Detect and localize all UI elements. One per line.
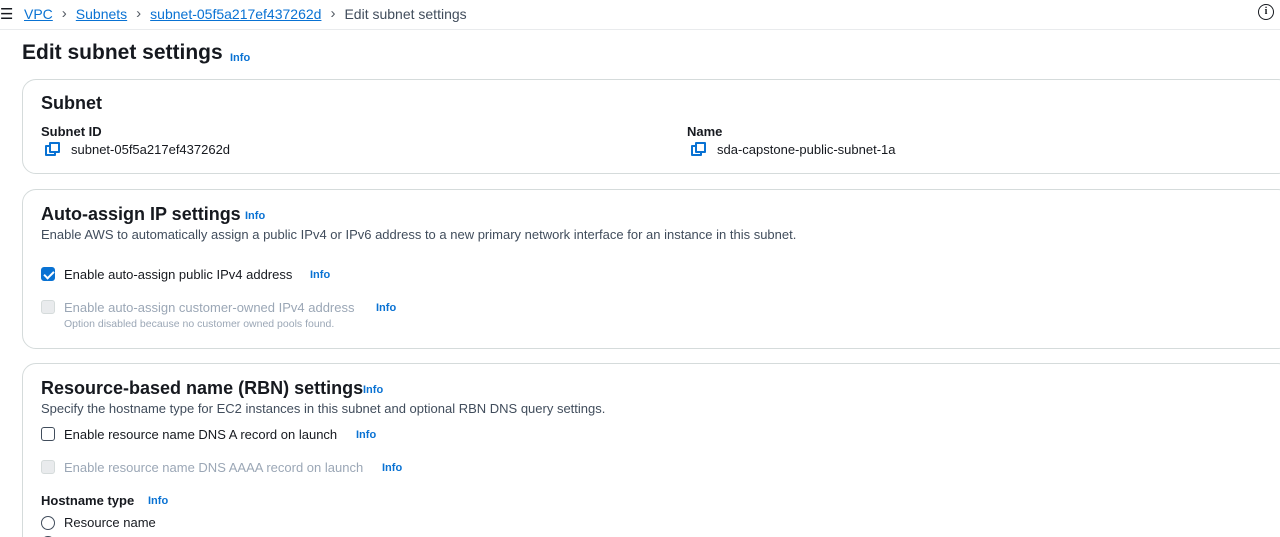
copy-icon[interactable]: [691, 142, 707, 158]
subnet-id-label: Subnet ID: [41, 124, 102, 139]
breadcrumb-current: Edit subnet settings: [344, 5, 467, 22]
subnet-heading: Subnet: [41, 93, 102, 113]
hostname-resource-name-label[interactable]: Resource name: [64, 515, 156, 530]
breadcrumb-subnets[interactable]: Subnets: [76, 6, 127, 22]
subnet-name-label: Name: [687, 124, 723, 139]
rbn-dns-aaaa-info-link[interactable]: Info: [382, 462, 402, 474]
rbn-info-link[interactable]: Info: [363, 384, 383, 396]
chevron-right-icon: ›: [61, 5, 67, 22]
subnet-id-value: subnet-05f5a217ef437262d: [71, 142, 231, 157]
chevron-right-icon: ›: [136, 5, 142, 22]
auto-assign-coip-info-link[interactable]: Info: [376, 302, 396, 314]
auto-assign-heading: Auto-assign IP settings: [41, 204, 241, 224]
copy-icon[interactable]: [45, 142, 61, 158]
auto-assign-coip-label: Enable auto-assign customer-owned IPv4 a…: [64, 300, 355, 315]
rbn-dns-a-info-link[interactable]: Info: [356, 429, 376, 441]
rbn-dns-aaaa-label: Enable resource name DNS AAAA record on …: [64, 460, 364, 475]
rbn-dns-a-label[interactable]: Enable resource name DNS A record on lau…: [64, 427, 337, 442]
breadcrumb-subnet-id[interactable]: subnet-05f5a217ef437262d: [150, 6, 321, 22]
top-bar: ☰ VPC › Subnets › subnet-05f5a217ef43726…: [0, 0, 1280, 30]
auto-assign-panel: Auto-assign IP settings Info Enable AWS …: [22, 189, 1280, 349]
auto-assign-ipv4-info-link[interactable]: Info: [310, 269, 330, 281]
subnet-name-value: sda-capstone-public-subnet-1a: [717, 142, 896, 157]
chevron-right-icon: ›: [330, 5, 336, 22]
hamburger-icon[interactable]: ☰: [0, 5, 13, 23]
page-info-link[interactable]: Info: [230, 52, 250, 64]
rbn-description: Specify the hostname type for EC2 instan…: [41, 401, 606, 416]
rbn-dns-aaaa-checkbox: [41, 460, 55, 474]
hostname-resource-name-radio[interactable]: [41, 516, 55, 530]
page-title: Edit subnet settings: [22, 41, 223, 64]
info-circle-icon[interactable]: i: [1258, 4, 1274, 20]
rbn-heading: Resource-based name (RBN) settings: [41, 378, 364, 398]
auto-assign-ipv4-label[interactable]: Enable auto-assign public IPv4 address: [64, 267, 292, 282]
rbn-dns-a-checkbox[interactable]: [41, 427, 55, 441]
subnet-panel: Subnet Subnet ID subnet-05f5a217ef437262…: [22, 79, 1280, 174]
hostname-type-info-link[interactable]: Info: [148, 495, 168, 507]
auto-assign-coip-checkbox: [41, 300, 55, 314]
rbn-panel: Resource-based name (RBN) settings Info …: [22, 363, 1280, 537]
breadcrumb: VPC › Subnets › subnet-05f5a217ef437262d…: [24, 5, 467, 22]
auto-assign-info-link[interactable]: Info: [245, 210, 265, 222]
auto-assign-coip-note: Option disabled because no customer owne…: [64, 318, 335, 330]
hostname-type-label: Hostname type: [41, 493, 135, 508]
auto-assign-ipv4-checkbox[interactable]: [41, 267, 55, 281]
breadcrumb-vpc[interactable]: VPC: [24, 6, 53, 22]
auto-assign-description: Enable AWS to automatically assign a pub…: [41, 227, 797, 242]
******************************
Transcribe the lines of the listing above, from the line containing "copy-icon[interactable]: [691, 142, 707, 158]" through the line containing "rbn-dns-aaaa-checkbox: [41, 460, 55, 474]", including both.

copy-icon[interactable]: [691, 142, 707, 158]
subnet-id-label: Subnet ID: [41, 124, 102, 139]
breadcrumb-current: Edit subnet settings: [344, 5, 467, 22]
subnet-heading: Subnet: [41, 93, 102, 113]
hostname-resource-name-label[interactable]: Resource name: [64, 515, 156, 530]
breadcrumb-subnets[interactable]: Subnets: [76, 6, 127, 22]
subnet-name-label: Name: [687, 124, 723, 139]
rbn-dns-aaaa-info-link[interactable]: Info: [382, 462, 402, 474]
rbn-info-link[interactable]: Info: [363, 384, 383, 396]
chevron-right-icon: ›: [61, 5, 67, 22]
subnet-id-value: subnet-05f5a217ef437262d: [71, 142, 231, 157]
chevron-right-icon: ›: [136, 5, 142, 22]
auto-assign-coip-info-link[interactable]: Info: [376, 302, 396, 314]
auto-assign-heading: Auto-assign IP settings: [41, 204, 241, 224]
copy-icon[interactable]: [45, 142, 61, 158]
auto-assign-coip-label: Enable auto-assign customer-owned IPv4 a…: [64, 300, 355, 315]
rbn-dns-a-info-link[interactable]: Info: [356, 429, 376, 441]
rbn-dns-aaaa-label: Enable resource name DNS AAAA record on …: [64, 460, 364, 475]
rbn-dns-a-label[interactable]: Enable resource name DNS A record on lau…: [64, 427, 337, 442]
breadcrumb-subnet-id[interactable]: subnet-05f5a217ef437262d: [150, 6, 321, 22]
top-bar: ☰ VPC › Subnets › subnet-05f5a217ef43726…: [0, 0, 1280, 30]
auto-assign-panel: Auto-assign IP settings Info Enable AWS …: [22, 189, 1280, 349]
auto-assign-ipv4-info-link[interactable]: Info: [310, 269, 330, 281]
subnet-name-value: sda-capstone-public-subnet-1a: [717, 142, 896, 157]
chevron-right-icon: ›: [330, 5, 336, 22]
hamburger-icon[interactable]: ☰: [0, 5, 13, 23]
page-info-link[interactable]: Info: [230, 52, 250, 64]
rbn-description: Specify the hostname type for EC2 instan…: [41, 401, 606, 416]
rbn-dns-aaaa-checkbox: [41, 460, 55, 474]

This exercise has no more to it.